┌─ Data listing
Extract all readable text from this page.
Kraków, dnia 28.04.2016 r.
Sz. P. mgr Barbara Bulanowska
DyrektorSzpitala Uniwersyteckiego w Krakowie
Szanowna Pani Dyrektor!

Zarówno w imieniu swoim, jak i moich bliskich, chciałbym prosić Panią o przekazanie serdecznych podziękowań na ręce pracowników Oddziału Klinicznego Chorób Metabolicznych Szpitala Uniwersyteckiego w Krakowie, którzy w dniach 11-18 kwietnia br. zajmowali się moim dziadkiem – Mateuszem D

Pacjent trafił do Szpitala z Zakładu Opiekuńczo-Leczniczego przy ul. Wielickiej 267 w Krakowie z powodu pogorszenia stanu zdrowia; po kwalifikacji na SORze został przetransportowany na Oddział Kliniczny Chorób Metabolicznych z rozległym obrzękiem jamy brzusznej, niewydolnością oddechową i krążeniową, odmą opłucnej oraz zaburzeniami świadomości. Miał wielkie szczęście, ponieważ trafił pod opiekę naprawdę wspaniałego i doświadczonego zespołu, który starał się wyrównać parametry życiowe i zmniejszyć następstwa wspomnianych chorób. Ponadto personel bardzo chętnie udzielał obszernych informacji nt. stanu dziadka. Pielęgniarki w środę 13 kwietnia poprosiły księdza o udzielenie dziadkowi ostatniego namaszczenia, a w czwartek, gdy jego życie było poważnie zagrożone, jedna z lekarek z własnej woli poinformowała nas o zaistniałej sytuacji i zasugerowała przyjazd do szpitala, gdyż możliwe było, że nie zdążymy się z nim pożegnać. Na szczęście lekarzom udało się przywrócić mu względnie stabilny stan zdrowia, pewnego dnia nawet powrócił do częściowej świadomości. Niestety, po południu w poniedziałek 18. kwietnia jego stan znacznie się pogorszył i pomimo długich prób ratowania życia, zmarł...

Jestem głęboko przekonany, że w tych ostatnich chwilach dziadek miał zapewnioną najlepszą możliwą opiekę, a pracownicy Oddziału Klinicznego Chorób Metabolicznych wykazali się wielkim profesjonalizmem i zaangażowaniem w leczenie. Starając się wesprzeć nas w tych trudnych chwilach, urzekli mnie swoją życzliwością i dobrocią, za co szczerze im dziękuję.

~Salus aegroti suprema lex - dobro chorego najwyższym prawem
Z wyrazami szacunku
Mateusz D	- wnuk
└─
Job: Your task is to reproduce the whole listing exactly.

Output for this exercise:
Extract all readable text from this page.
Kraków, dnia 28.04.2016 r.
Sz. P. mgr Barbara Bulanowska
DyrektorSzpitala Uniwersyteckiego w Krakowie
Szanowna Pani Dyrektor!

Zarówno w imieniu swoim, jak i moich bliskich, chciałbym prosić Panią o przekazanie serdecznych podziękowań na ręce pracowników Oddziału Klinicznego Chorób Metabolicznych Szpitala Uniwersyteckiego w Krakowie, którzy w dniach 11-18 kwietnia br. zajmowali się moim dziadkiem – Mateuszem D

Pacjent trafił do Szpitala z Zakładu Opiekuńczo-Leczniczego przy ul. Wielickiej 267 w Krakowie z powodu pogorszenia stanu zdrowia; po kwalifikacji na SORze został przetransportowany na Oddział Kliniczny Chorób Metabolicznych z rozległym obrzękiem jamy brzusznej, niewydolnością oddechową i krążeniową, odmą opłucnej oraz zaburzeniami świadomości. Miał wielkie szczęście, ponieważ trafił pod opiekę naprawdę wspaniałego i doświadczonego zespołu, który starał się wyrównać parametry życiowe i zmniejszyć następstwa wspomnianych chorób. Ponadto personel bardzo chętnie udzielał obszernych informacji nt. stanu dziadka. Pielęgniarki w środę 13 kwietnia poprosiły księdza o udzielenie dziadkowi ostatniego namaszczenia, a w czwartek, gdy jego życie było poważnie zagrożone, jedna z lekarek z własnej woli poinformowała nas o zaistniałej sytuacji i zasugerowała przyjazd do szpitala, gdyż możliwe było, że nie zdążymy się z nim pożegnać. Na szczęście lekarzom udało się przywrócić mu względnie stabilny stan zdrowia, pewnego dnia nawet powrócił do częściowej świadomości. Niestety, po południu w poniedziałek 18. kwietnia jego stan znacznie się pogorszył i pomimo długich prób ratowania życia, zmarł...

Jestem głęboko przekonany, że w tych ostatnich chwilach dziadek miał zapewnioną najlepszą możliwą opiekę, a pracownicy Oddziału Klinicznego Chorób Metabolicznych wykazali się wielkim profesjonalizmem i zaangażowaniem w leczenie. Starając się wesprzeć nas w tych trudnych chwilach, urzekli mnie swoją życzliwością i dobrocią, za co szczerze im dziękuję.

~Salus aegroti suprema lex - dobro chorego najwyższym prawem
Z wyrazami szacunku
Mateusz D	- wnuk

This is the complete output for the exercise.